Provided records Start Marker
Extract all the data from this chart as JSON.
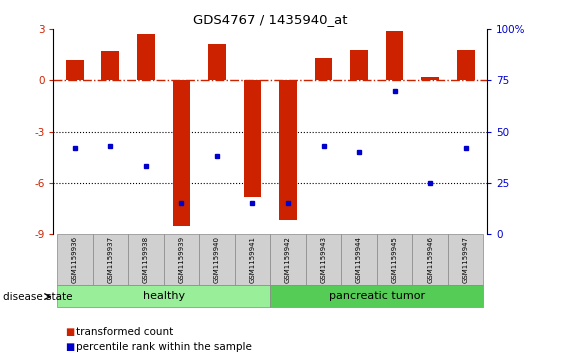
{
  "title": "GDS4767 / 1435940_at",
  "samples": [
    "GSM1159936",
    "GSM1159937",
    "GSM1159938",
    "GSM1159939",
    "GSM1159940",
    "GSM1159941",
    "GSM1159942",
    "GSM1159943",
    "GSM1159944",
    "GSM1159945",
    "GSM1159946",
    "GSM1159947"
  ],
  "transformed_count": [
    1.2,
    1.7,
    2.7,
    -8.5,
    2.1,
    -6.8,
    -8.2,
    1.3,
    1.8,
    2.9,
    0.2,
    1.8
  ],
  "percentile_rank": [
    42,
    43,
    33,
    15,
    38,
    15,
    15,
    43,
    40,
    70,
    25,
    42
  ],
  "ylim_left": [
    -9,
    3
  ],
  "ylim_right": [
    0,
    100
  ],
  "yticks_left": [
    -9,
    -6,
    -3,
    0,
    3
  ],
  "yticks_right": [
    0,
    25,
    50,
    75,
    100
  ],
  "bar_color": "#cc2200",
  "dot_color": "#0000cc",
  "hline_color": "#cc2200",
  "healthy_color": "#99ee99",
  "tumor_color": "#55cc55",
  "label_healthy": "healthy",
  "label_tumor": "pancreatic tumor",
  "disease_state_label": "disease state",
  "legend_bar_label": "transformed count",
  "legend_dot_label": "percentile rank within the sample",
  "n_healthy": 6,
  "n_tumor": 6,
  "bar_width": 0.5
}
Provided records End Marker
### Exercise objective
Every line above is to be duplicated exactly; no picture should be carried over.

### Completed exercise
Extract all the data from this chart as JSON.
{
  "title": "GDS4767 / 1435940_at",
  "samples": [
    "GSM1159936",
    "GSM1159937",
    "GSM1159938",
    "GSM1159939",
    "GSM1159940",
    "GSM1159941",
    "GSM1159942",
    "GSM1159943",
    "GSM1159944",
    "GSM1159945",
    "GSM1159946",
    "GSM1159947"
  ],
  "transformed_count": [
    1.2,
    1.7,
    2.7,
    -8.5,
    2.1,
    -6.8,
    -8.2,
    1.3,
    1.8,
    2.9,
    0.2,
    1.8
  ],
  "percentile_rank": [
    42,
    43,
    33,
    15,
    38,
    15,
    15,
    43,
    40,
    70,
    25,
    42
  ],
  "ylim_left": [
    -9,
    3
  ],
  "ylim_right": [
    0,
    100
  ],
  "yticks_left": [
    -9,
    -6,
    -3,
    0,
    3
  ],
  "yticks_right": [
    0,
    25,
    50,
    75,
    100
  ],
  "bar_color": "#cc2200",
  "dot_color": "#0000cc",
  "hline_color": "#cc2200",
  "healthy_color": "#99ee99",
  "tumor_color": "#55cc55",
  "label_healthy": "healthy",
  "label_tumor": "pancreatic tumor",
  "disease_state_label": "disease state",
  "legend_bar_label": "transformed count",
  "legend_dot_label": "percentile rank within the sample",
  "n_healthy": 6,
  "n_tumor": 6,
  "bar_width": 0.5
}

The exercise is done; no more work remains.